Los Angeles Times - 1993
Miami's Failures at Rebuilding after Riots
By Miles Corwin
Twelve years before Rodney G. King, there was Arthur McDuffie.
As in the King case, there was a chase. McDuffie, a black motorcyclist, led police
on a high-speed pursuit through the streets of Miami. There was a beating. McDuffie
died after police struck him repeatedly with heavy flashlights and then tried to
cover up it up by staging an accident scene.
There was a trial -- before an all-white jury after a change of venue out of Miami
-- that ended in the acquittal of four police officers. And there were devastating
riots that lasted three days, claimed 18 lives and caused $100 million in damage.
Then there was the aftermath.
Miami was not able to substantially improve conditions in its inner city, defuse
racial tensions or greatly improve police relations with the African-American community.
The problems continued into the 1980s, and Miami ended up enduring three smaller-scale
riots.
Now, as Los Angeles awaits the verdicts in the federal trial of officers accused
of violating King's civil rights, many community leaders wonder if Southern California
can learn from Miami's mistakes.
The parallels between the two cities are striking.
In both cities, massive immigration -- of Asians and Central Americans in Los Angeles,
Cubans and Haitians in Miami -- has contributed to new social tensions. The riots
of 1965 in Watts, 1980 in the Liberty City and Overtown sections of Miami, and 1992
in Los Angeles all were triggered by police encounters with minority residents.
Each instance produced studies and reports calling for the revitalization of inner-city
neighborhoods as the solution to underlying problems. Yet massive doses of national
attention and federal aid has frequently failed to prevent renewed violence.
Such a history raises a host of complex, unsettling questions for local and national
leaders: Why have Los Angeles and Miami been unable to change course despite experiencing
major riots? How can the cities learn from each other? Will attention focused on
Los Angeles in the aftermath of last year's disturbances result, finally, in an
effective national policy that attacks the underlying causes of urban unrest?
===============
### WHAT YOU NEED TO DO
1. From the article on Miami's failures after its riots, output the passage starting with "Then there was" and going on through "with minority residents.".
2. Answer these questions using the article on Miami's failures after its riots:
(a) What did police strike Arthur McDuffie with?
(b) How many days did the riots that followed the acquittal of the four officers last?
(c) Which immigrant groups does the article name for Miami?

Collected data entries:
===============
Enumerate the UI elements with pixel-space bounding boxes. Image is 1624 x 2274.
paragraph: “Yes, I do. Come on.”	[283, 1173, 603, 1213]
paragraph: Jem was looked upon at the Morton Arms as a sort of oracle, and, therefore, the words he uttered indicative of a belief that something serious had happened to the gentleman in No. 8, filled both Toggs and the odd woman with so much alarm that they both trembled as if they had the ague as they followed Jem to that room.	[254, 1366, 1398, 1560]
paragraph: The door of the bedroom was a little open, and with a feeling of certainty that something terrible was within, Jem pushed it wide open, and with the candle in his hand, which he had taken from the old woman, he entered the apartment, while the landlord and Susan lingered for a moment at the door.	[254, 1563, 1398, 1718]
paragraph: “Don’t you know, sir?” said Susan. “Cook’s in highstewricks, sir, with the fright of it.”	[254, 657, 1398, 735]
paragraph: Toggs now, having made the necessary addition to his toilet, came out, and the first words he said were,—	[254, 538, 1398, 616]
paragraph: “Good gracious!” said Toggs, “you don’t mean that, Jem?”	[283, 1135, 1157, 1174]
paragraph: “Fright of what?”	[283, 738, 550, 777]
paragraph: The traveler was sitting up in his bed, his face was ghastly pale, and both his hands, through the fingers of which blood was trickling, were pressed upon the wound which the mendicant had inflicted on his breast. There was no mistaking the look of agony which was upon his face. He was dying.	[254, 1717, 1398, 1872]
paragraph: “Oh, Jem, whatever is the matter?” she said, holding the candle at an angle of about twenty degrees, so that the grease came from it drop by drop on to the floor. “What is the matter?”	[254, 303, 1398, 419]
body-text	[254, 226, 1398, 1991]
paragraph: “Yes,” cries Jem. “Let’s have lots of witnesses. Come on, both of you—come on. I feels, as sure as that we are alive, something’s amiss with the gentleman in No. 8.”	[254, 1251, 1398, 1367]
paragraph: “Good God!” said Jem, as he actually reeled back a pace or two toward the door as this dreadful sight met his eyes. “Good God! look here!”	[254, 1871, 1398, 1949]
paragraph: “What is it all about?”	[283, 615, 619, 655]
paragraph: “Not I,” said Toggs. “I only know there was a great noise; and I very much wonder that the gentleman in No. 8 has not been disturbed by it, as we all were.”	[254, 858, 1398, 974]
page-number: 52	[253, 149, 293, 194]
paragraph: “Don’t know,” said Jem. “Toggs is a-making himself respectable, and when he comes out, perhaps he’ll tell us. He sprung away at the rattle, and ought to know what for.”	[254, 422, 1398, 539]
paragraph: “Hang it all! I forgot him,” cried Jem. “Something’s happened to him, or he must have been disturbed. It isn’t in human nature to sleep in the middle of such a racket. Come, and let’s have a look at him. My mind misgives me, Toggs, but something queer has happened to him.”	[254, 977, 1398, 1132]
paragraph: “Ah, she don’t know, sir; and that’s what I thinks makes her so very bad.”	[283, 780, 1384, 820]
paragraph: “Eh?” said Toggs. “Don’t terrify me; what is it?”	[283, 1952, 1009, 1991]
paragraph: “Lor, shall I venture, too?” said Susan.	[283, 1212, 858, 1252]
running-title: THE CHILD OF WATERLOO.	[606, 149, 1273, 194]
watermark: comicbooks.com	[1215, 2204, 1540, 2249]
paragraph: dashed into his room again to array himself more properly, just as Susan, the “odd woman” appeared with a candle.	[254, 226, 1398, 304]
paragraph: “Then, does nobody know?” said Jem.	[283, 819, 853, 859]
===============
### LIST OF SOLUTIONS
1.
Then there was the aftermath.
Miami was not able to substantially improve conditions in its inner city, defuse
racial tensions or greatly improve police relations with the African-American community.
The problems continued into the 1980s, and Miami ended up enduring three smaller-scale
riots.
Now, as Los Angeles awaits the verdicts in the federal trial of officers accused
of violating King's civil rights, many community leaders wonder if Southern California
can learn from Miami's mistakes.
The parallels between the two cities are striking.
In both cities, massive immigration -- of Asians and Central Americans in Los Angeles,
Cubans and Haitians in Miami -- has contributed to new social tensions. The riots
of 1965 in Watts, 1980 in the Liberty City and Overtown sections of Miami, and 1992
in Los Angeles all were triggered by police encounters with minority residents.

2.
(a) Heavy flashlights.
(b) Three days.
(c) Cubans and Haitians.